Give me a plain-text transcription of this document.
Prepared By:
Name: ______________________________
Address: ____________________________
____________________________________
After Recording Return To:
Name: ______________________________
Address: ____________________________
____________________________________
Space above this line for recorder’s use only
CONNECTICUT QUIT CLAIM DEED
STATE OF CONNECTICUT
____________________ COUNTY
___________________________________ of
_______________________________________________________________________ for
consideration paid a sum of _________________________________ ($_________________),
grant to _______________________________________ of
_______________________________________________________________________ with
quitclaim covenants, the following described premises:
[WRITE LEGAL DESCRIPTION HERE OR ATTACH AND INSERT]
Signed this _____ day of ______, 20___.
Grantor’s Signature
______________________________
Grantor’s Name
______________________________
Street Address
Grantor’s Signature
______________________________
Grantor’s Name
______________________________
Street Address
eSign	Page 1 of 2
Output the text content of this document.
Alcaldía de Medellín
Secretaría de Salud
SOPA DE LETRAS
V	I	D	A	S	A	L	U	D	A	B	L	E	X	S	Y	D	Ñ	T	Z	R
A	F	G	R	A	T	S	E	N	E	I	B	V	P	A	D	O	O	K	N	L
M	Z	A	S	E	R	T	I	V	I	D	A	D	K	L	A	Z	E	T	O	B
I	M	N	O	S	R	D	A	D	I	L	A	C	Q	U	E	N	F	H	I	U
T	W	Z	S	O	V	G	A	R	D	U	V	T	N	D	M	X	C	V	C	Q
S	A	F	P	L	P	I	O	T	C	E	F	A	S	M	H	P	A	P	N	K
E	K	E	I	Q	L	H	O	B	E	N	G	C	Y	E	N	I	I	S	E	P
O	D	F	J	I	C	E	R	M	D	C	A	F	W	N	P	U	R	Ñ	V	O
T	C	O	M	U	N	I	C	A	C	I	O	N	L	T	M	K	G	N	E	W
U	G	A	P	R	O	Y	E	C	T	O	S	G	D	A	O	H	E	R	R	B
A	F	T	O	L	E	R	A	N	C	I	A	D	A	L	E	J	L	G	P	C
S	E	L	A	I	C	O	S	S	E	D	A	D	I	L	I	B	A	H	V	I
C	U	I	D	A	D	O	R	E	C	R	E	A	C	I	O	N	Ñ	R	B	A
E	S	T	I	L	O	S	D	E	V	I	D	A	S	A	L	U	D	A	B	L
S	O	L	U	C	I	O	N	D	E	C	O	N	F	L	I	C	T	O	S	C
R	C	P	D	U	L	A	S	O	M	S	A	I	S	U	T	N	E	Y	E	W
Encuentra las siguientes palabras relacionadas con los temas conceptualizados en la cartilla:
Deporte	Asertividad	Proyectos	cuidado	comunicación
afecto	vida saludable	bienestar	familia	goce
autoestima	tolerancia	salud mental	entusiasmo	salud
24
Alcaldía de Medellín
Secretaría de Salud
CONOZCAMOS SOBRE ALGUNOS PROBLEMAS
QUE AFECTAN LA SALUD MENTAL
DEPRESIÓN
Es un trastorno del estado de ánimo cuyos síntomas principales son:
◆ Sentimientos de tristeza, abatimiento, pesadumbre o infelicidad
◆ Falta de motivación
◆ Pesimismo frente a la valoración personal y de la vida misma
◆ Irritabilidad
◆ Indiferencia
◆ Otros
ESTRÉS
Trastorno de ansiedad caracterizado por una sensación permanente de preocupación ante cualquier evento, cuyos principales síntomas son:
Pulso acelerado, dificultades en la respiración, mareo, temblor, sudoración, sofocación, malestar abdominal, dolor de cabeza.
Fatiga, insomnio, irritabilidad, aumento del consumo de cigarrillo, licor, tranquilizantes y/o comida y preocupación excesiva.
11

---

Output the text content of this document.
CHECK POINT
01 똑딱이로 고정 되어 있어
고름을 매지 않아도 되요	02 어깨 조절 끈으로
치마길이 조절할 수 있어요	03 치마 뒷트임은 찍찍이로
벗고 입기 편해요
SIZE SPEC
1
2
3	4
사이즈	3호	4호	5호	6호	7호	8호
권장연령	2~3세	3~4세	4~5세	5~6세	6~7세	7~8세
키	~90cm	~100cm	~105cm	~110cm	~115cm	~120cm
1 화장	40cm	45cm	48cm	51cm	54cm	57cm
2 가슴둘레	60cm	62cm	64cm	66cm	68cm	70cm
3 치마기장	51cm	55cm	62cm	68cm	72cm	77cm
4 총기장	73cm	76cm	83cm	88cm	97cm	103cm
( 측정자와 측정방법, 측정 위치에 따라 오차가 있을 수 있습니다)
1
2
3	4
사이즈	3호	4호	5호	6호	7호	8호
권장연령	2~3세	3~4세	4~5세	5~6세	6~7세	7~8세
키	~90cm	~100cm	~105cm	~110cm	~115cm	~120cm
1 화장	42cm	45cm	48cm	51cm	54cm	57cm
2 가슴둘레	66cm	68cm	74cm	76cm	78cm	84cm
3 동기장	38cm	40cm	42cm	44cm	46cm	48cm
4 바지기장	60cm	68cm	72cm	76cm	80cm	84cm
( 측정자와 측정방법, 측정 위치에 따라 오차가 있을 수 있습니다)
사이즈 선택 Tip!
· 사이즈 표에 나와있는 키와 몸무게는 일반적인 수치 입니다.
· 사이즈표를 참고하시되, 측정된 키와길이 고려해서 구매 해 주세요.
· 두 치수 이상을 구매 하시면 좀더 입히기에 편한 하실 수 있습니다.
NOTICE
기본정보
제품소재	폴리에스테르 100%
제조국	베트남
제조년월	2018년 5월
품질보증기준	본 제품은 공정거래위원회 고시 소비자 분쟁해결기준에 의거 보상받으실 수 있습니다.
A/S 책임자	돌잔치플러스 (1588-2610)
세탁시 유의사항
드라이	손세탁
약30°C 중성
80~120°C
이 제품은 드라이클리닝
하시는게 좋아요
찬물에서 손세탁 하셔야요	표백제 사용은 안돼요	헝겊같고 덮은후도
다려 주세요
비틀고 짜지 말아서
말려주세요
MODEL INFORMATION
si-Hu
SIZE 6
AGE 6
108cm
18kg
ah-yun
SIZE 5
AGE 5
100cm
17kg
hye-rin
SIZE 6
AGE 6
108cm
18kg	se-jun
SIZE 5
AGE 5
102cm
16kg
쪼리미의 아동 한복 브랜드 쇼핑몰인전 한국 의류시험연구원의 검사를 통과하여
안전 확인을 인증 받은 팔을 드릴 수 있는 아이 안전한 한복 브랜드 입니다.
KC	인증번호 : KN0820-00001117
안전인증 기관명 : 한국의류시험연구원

--

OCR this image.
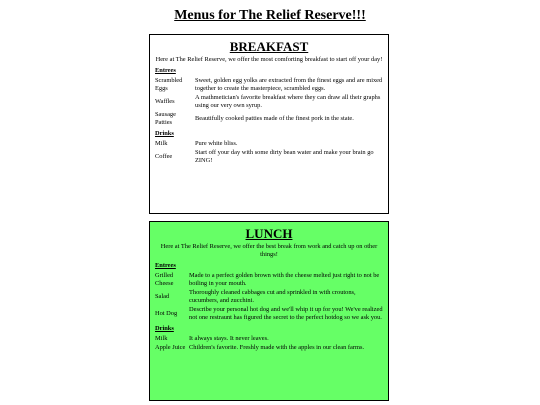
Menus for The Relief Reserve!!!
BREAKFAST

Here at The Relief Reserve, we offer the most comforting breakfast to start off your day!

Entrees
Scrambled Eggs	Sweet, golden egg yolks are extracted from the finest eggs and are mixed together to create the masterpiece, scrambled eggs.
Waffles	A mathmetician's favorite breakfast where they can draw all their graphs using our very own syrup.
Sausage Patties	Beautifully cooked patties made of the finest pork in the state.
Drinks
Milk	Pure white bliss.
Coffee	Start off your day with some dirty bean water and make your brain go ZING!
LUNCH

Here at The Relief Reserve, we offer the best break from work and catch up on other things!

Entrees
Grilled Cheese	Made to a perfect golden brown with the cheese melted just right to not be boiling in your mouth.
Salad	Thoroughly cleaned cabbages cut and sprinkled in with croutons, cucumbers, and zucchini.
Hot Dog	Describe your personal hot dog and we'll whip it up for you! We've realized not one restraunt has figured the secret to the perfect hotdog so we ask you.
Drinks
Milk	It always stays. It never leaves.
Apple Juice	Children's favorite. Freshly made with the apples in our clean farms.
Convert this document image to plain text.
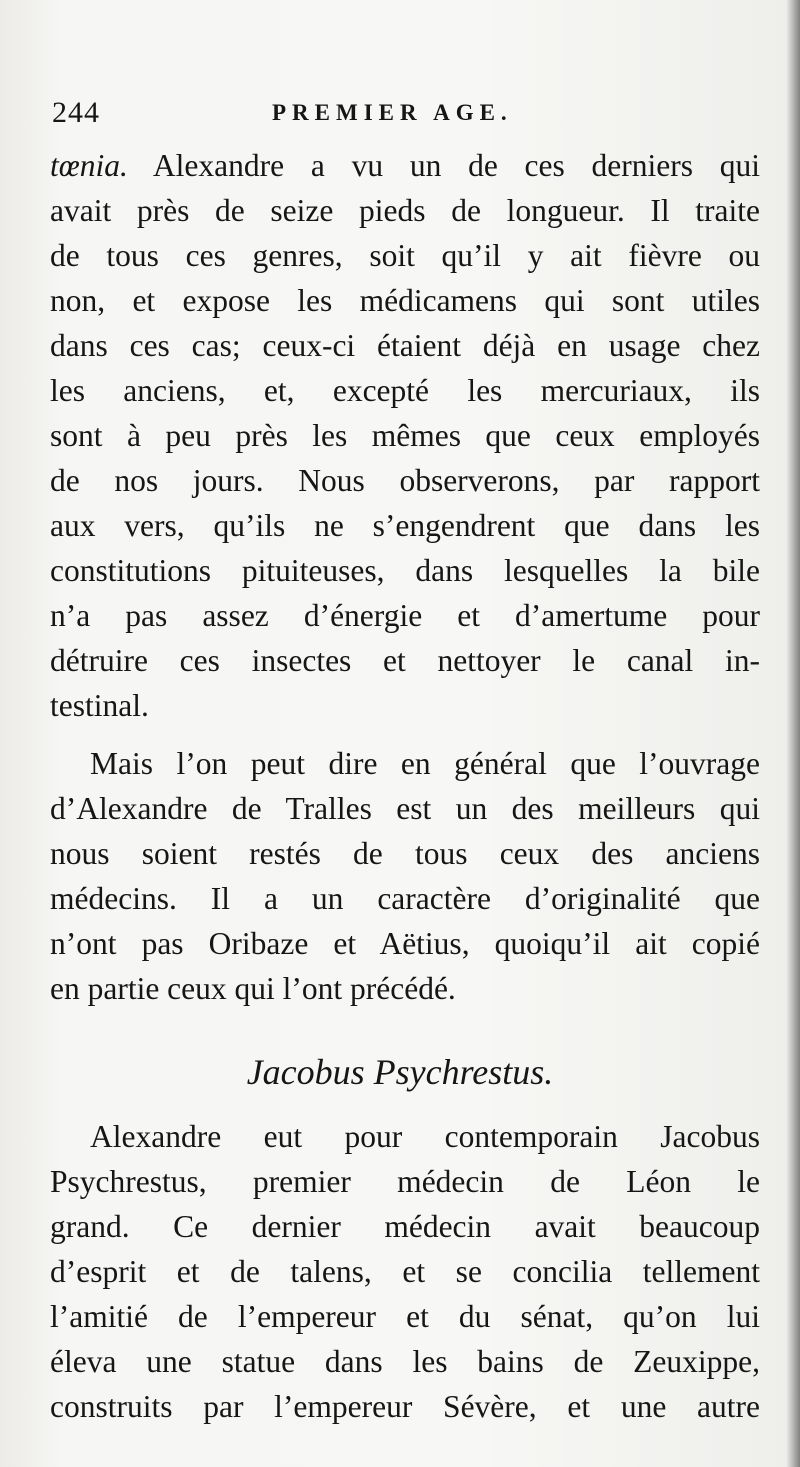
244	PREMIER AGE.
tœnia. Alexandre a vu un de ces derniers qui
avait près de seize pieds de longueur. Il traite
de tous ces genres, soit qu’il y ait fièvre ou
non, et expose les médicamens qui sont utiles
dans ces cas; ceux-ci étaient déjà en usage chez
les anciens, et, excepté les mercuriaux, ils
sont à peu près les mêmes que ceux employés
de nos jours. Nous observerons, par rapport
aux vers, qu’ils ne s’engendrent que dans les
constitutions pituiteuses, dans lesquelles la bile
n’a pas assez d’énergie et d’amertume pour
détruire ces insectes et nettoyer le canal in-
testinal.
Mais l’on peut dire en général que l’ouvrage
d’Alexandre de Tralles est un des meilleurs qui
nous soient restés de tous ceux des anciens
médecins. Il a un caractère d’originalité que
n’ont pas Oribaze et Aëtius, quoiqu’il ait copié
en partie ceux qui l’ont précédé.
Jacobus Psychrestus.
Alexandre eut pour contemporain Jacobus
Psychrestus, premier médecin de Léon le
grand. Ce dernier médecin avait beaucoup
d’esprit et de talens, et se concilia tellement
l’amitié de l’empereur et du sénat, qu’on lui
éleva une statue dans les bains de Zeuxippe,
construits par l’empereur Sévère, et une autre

- [To be done] Pick out each line above that includes "golden" and show it.

- [Completed task]
Scrambled Eggs	Sweet, golden egg yolks are extracted from the finest eggs and are mixed together to create the masterpiece, scrambled eggs.
Grilled Cheese	Made to a perfect golden brown with the cheese melted just right to not be boiling in your mouth.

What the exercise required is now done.